WHAT YOU WILL DO:
Print every entry exactly as written.

DATA LISTING:
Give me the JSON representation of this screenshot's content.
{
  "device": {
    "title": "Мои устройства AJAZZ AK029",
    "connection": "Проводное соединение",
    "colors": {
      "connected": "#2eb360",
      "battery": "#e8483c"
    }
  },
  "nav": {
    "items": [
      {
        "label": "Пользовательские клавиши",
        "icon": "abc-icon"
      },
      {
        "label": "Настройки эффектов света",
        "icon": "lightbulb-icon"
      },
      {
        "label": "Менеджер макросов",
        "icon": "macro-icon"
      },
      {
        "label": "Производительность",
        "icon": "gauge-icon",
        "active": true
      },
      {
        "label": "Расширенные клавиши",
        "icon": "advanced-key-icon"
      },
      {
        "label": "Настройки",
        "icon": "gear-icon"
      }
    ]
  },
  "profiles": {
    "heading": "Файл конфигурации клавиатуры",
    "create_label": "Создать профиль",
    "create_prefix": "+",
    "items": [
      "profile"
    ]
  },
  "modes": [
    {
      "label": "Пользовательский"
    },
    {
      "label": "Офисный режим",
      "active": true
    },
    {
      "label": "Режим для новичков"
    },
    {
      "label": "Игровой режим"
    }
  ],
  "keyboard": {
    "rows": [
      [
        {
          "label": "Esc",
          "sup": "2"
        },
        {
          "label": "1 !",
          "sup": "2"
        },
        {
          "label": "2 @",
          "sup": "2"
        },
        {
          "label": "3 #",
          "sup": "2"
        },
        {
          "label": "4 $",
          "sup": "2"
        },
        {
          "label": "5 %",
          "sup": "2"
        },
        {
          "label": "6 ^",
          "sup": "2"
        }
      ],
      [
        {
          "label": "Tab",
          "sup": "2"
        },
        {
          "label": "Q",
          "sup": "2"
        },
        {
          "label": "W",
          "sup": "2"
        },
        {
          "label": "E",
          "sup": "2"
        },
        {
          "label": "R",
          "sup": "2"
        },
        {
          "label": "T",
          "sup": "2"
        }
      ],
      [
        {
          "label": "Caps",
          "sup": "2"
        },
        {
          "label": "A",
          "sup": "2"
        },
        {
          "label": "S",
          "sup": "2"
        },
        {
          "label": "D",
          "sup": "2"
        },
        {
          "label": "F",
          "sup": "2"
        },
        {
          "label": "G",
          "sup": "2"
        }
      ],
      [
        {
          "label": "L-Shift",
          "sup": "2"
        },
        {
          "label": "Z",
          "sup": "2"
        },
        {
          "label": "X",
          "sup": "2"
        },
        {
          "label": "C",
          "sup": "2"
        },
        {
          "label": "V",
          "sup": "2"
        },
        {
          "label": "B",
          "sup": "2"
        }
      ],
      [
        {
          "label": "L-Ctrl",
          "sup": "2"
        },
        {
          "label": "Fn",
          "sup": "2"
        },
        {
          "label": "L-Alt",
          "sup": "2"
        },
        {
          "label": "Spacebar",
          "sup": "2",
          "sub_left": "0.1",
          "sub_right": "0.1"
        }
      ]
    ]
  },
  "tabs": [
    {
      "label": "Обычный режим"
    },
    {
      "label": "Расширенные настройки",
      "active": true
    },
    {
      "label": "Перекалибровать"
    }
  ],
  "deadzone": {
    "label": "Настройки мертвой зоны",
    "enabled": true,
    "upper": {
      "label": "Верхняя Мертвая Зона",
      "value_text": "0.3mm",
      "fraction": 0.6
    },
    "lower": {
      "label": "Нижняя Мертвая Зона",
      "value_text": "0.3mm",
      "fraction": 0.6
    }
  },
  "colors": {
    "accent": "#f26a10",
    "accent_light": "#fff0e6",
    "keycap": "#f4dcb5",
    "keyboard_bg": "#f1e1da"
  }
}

ANSWER TO THIS TASK:
Give me the JSON representation of this screenshot's content.
{
  "device": {
    "title": "Мои устройства AJAZZ AK029",
    "connection": "Проводное соединение",
    "colors": {
      "connected": "#2eb360",
      "battery": "#e8483c"
    }
  },
  "nav": {
    "items": [
      {
        "label": "Пользовательские клавиши",
        "icon": "abc-icon"
      },
      {
        "label": "Настройки эффектов света",
        "icon": "lightbulb-icon"
      },
      {
        "label": "Менеджер макросов",
        "icon": "macro-icon"
      },
      {
        "label": "Производительность",
        "icon": "gauge-icon",
        "active": true
      },
      {
        "label": "Расширенные клавиши",
        "icon": "advanced-key-icon"
      },
      {
        "label": "Настройки",
        "icon": "gear-icon"
      }
    ]
  },
  "profiles": {
    "heading": "Файл конфигурации клавиатуры",
    "create_label": "Создать профиль",
    "create_prefix": "+",
    "items": [
      "profile"
    ]
  },
  "modes": [
    {
      "label": "Пользовательский"
    },
    {
      "label": "Офисный режим",
      "active": true
    },
    {
      "label": "Режим для новичков"
    },
    {
      "label": "Игровой режим"
    }
  ],
  "keyboard": {
    "rows": [
      [
        {
          "label": "Esc",
          "sup": "2"
        },
        {
          "label": "1 !",
          "sup": "2"
        },
        {
          "label": "2 @",
          "sup": "2"
        },
        {
          "label": "3 #",
          "sup": "2"
        },
        {
          "label": "4 $",
          "sup": "2"
        },
        {
          "label": "5 %",
          "sup": "2"
        },
        {
          "label": "6 ^",
          "sup": "2"
        }
      ],
      [
        {
          "label": "Tab",
          "sup": "2"
        },
        {
          "label": "Q",
          "sup": "2"
        },
        {
          "label": "W",
          "sup": "2"
        },
        {
          "label": "E",
          "sup": "2"
        },
        {
          "label": "R",
          "sup": "2"
        },
        {
          "label": "T",
          "sup": "2"
        }
      ],
      [
        {
          "label": "Caps",
          "sup": "2"
        },
        {
          "label": "A",
          "sup": "2"
        },
        {
          "label": "S",
          "sup": "2"
        },
        {
          "label": "D",
          "sup": "2"
        },
        {
          "label": "F",
          "sup": "2"
        },
        {
          "label": "G",
          "sup": "2"
        }
      ],
      [
        {
          "label": "L-Shift",
          "sup": "2"
        },
        {
          "label": "Z",
          "sup": "2"
        },
        {
          "label": "X",
          "sup": "2"
        },
        {
          "label": "C",
          "sup": "2"
        },
        {
          "label": "V",
          "sup": "2"
        },
        {
          "label": "B",
          "sup": "2"
        }
      ],
      [
        {
          "label": "L-Ctrl",
          "sup": "2"
        },
        {
          "label": "Fn",
          "sup": "2"
        },
        {
          "label": "L-Alt",
          "sup": "2"
        },
        {
          "label": "Spacebar",
          "sup": "2",
          "sub_left": "0.1",
          "sub_right": "0.1"
        }
      ]
    ]
  },
  "tabs": [
    {
      "label": "Обычный режим"
    },
    {
      "label": "Расширенные настройки",
      "active": true
    },
    {
      "label": "Перекалибровать"
    }
  ],
  "deadzone": {
    "label": "Настройки мертвой зоны",
    "enabled": true,
    "upper": {
      "label": "Верхняя Мертвая Зона",
      "value_text": "0.3mm",
      "fraction": 0.6
    },
    "lower": {
      "label": "Нижняя Мертвая Зона",
      "value_text": "0.3mm",
      "fraction": 0.6
    }
  },
  "colors": {
    "accent": "#f26a10",
    "accent_light": "#fff0e6",
    "keycap": "#f4dcb5",
    "keyboard_bg": "#f1e1da"
  }
}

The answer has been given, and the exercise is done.